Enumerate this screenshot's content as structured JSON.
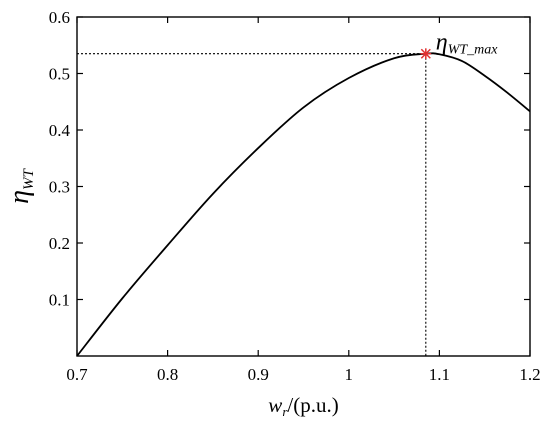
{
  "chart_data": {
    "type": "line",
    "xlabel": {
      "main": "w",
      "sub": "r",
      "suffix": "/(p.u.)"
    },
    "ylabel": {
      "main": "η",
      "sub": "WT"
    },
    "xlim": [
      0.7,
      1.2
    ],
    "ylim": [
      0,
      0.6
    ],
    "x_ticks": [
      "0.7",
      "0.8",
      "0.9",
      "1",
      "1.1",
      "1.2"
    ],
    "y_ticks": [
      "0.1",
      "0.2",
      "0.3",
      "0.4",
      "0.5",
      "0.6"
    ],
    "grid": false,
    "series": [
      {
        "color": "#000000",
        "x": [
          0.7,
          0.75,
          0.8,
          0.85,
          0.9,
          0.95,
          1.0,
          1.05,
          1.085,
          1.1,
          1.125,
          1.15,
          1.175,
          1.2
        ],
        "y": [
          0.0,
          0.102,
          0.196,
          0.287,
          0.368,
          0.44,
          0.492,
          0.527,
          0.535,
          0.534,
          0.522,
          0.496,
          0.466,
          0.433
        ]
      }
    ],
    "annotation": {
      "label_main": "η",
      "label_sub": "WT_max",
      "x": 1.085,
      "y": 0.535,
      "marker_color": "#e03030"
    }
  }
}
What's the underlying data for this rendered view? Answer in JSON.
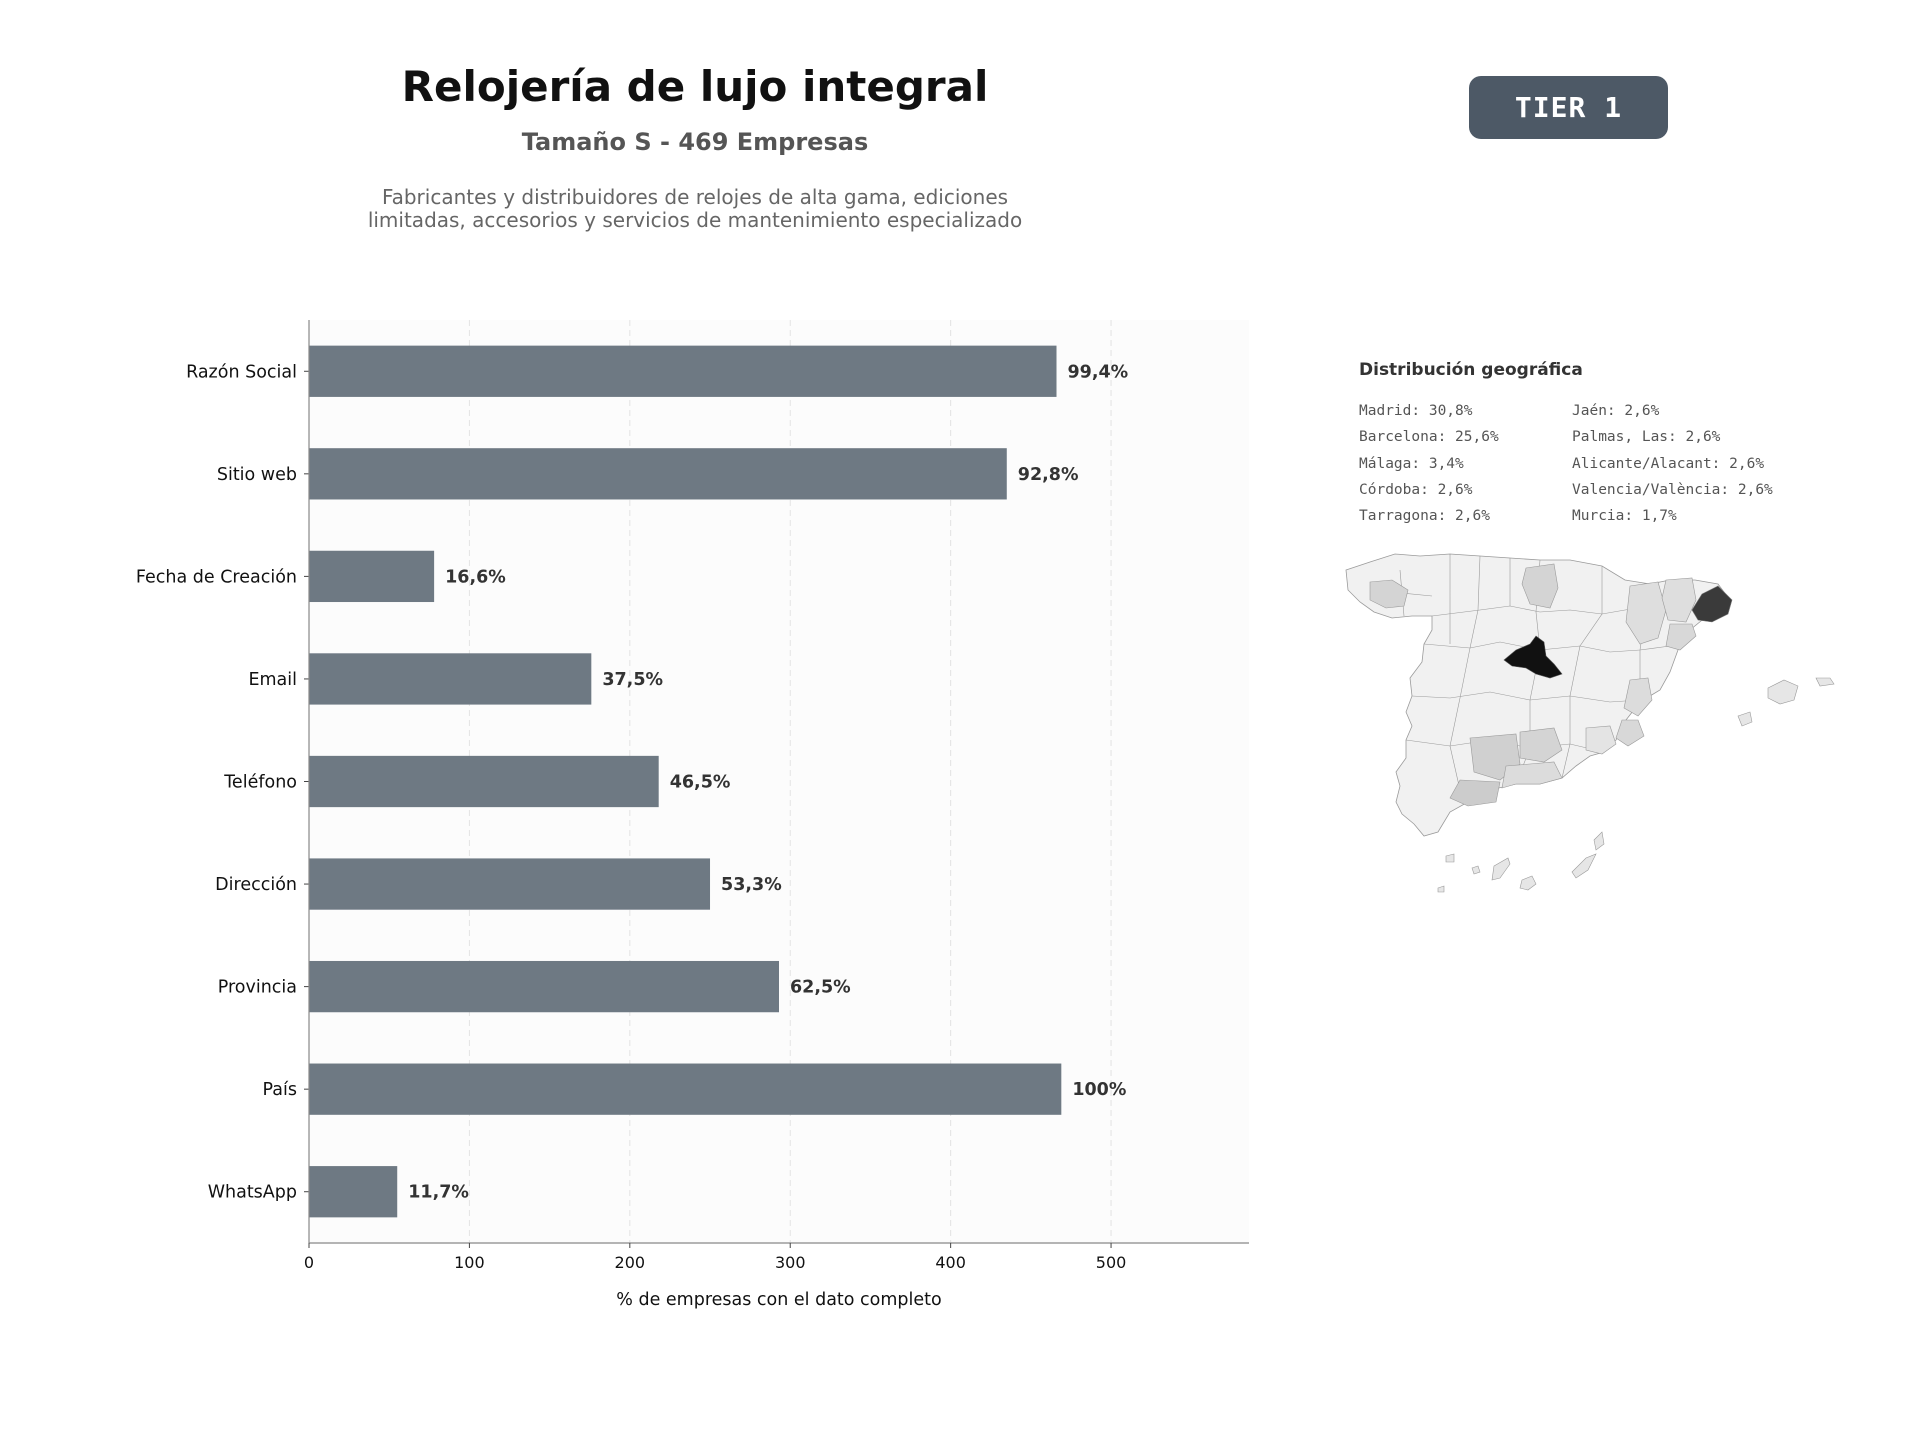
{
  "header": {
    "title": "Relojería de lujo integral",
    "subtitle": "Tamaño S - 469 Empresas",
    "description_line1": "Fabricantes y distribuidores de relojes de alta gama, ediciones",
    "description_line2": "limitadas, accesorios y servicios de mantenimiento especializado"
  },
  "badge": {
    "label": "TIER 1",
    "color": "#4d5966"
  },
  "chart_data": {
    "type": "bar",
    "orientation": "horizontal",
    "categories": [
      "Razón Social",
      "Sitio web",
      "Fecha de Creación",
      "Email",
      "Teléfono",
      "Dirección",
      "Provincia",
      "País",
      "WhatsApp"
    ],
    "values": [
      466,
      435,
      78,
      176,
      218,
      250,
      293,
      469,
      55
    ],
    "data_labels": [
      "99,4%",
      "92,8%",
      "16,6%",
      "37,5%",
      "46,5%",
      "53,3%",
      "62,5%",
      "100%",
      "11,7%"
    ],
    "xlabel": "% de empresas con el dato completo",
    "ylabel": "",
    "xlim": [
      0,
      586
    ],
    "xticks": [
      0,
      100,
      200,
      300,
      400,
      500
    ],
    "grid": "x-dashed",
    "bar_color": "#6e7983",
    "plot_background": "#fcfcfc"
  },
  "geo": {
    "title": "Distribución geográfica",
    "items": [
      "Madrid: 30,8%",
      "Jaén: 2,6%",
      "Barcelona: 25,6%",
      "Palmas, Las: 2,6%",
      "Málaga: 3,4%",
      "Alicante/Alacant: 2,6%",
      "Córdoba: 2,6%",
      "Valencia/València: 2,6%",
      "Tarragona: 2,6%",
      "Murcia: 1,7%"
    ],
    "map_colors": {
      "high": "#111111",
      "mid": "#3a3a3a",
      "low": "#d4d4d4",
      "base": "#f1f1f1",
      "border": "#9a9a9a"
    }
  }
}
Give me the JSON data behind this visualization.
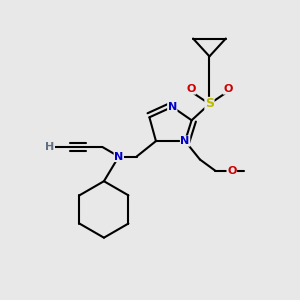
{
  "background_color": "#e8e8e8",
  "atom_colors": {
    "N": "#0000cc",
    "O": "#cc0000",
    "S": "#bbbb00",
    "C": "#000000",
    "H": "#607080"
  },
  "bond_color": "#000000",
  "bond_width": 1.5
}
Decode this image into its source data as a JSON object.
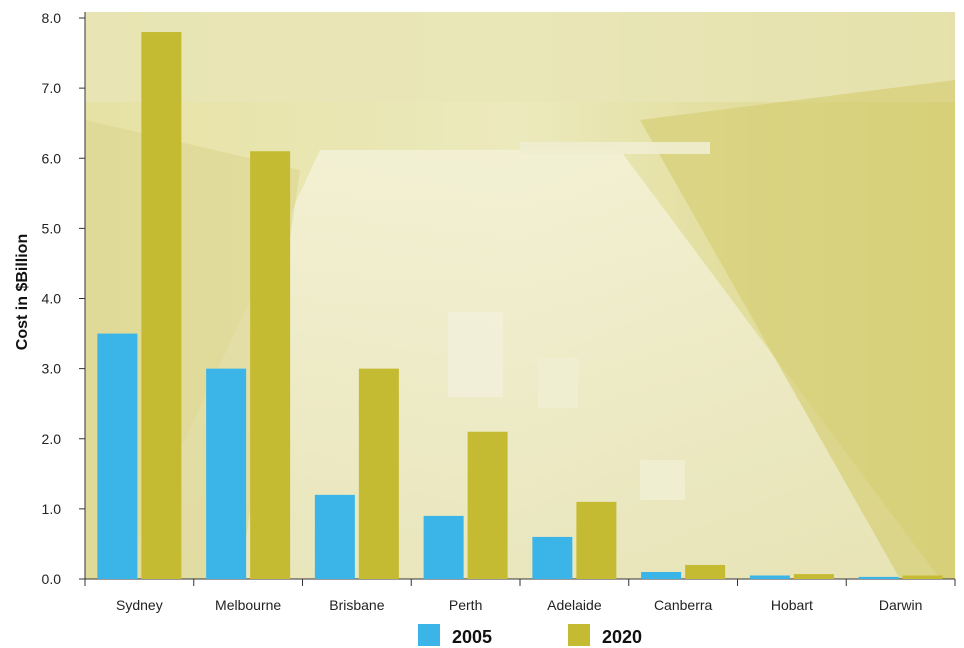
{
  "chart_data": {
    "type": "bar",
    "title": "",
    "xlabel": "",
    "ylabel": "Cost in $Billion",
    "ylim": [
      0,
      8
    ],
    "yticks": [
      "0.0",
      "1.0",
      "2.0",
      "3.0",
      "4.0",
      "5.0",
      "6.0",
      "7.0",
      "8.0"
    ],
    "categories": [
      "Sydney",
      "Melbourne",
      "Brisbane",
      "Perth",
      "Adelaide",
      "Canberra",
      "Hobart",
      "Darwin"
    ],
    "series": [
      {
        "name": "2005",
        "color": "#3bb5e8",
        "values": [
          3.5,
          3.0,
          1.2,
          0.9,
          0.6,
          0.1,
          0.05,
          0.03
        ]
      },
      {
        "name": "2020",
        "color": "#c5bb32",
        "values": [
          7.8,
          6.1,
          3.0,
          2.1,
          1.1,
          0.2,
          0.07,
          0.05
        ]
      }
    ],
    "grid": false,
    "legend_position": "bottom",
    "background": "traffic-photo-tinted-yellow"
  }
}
----
INSTRUCTION: All of the data above should be quoted exactly, except for the pictures.

PROBLEM SOLUTION:
Enumerate this screenshot's content as structured JSON.
{
  "chart_data": {
    "type": "line",
    "xlabel": {
      "main": "w",
      "sub": "r",
      "suffix": "/(p.u.)"
    },
    "ylabel": {
      "main": "η",
      "sub": "WT"
    },
    "xlim": [
      0.7,
      1.2
    ],
    "ylim": [
      0,
      0.6
    ],
    "x_ticks": [
      "0.7",
      "0.8",
      "0.9",
      "1",
      "1.1",
      "1.2"
    ],
    "y_ticks": [
      "0.1",
      "0.2",
      "0.3",
      "0.4",
      "0.5",
      "0.6"
    ],
    "grid": false,
    "series": [
      {
        "color": "#000000",
        "x": [
          0.7,
          0.75,
          0.8,
          0.85,
          0.9,
          0.95,
          1.0,
          1.05,
          1.085,
          1.1,
          1.125,
          1.15,
          1.175,
          1.2
        ],
        "y": [
          0.0,
          0.102,
          0.196,
          0.287,
          0.368,
          0.44,
          0.492,
          0.527,
          0.535,
          0.534,
          0.522,
          0.496,
          0.466,
          0.433
        ]
      }
    ],
    "annotation": {
      "label_main": "η",
      "label_sub": "WT_max",
      "x": 1.085,
      "y": 0.535,
      "marker_color": "#e03030"
    }
  }
}
What's the underlying data for this rendered view? Answer in JSON.
{
  "header": {
    "title": "Relojería de lujo integral",
    "subtitle": "Tamaño S - 469 Empresas",
    "description_line1": "Fabricantes y distribuidores de relojes de alta gama, ediciones",
    "description_line2": "limitadas, accesorios y servicios de mantenimiento especializado"
  },
  "badge": {
    "label": "TIER 1",
    "color": "#4d5966"
  },
  "chart_data": {
    "type": "bar",
    "orientation": "horizontal",
    "categories": [
      "Razón Social",
      "Sitio web",
      "Fecha de Creación",
      "Email",
      "Teléfono",
      "Dirección",
      "Provincia",
      "País",
      "WhatsApp"
    ],
    "values": [
      466,
      435,
      78,
      176,
      218,
      250,
      293,
      469,
      55
    ],
    "data_labels": [
      "99,4%",
      "92,8%",
      "16,6%",
      "37,5%",
      "46,5%",
      "53,3%",
      "62,5%",
      "100%",
      "11,7%"
    ],
    "xlabel": "% de empresas con el dato completo",
    "ylabel": "",
    "xlim": [
      0,
      586
    ],
    "xticks": [
      0,
      100,
      200,
      300,
      400,
      500
    ],
    "grid": "x-dashed",
    "bar_color": "#6e7983",
    "plot_background": "#fcfcfc"
  },
  "geo": {
    "title": "Distribución geográfica",
    "items": [
      "Madrid: 30,8%",
      "Jaén: 2,6%",
      "Barcelona: 25,6%",
      "Palmas, Las: 2,6%",
      "Málaga: 3,4%",
      "Alicante/Alacant: 2,6%",
      "Córdoba: 2,6%",
      "Valencia/València: 2,6%",
      "Tarragona: 2,6%",
      "Murcia: 1,7%"
    ],
    "map_colors": {
      "high": "#111111",
      "mid": "#3a3a3a",
      "low": "#d4d4d4",
      "base": "#f1f1f1",
      "border": "#9a9a9a"
    }
  }
}
Give me the JSON data behind this visualization.
{
  "background_color": "#e8e8e8",
  "atom_colors": {
    "N": "#0000cc",
    "O": "#cc0000",
    "S": "#bbbb00",
    "C": "#000000",
    "H": "#607080"
  },
  "bond_color": "#000000",
  "bond_width": 1.5
}
Decode this image into its source data as a JSON object.
{
  "chart_data": {
    "type": "bar",
    "title": "",
    "xlabel": "",
    "ylabel": "Cost in $Billion",
    "ylim": [
      0,
      8
    ],
    "yticks": [
      "0.0",
      "1.0",
      "2.0",
      "3.0",
      "4.0",
      "5.0",
      "6.0",
      "7.0",
      "8.0"
    ],
    "categories": [
      "Sydney",
      "Melbourne",
      "Brisbane",
      "Perth",
      "Adelaide",
      "Canberra",
      "Hobart",
      "Darwin"
    ],
    "series": [
      {
        "name": "2005",
        "color": "#3bb5e8",
        "values": [
          3.5,
          3.0,
          1.2,
          0.9,
          0.6,
          0.1,
          0.05,
          0.03
        ]
      },
      {
        "name": "2020",
        "color": "#c5bb32",
        "values": [
          7.8,
          6.1,
          3.0,
          2.1,
          1.1,
          0.2,
          0.07,
          0.05
        ]
      }
    ],
    "grid": false,
    "legend_position": "bottom",
    "background": "traffic-photo-tinted-yellow"
  }
}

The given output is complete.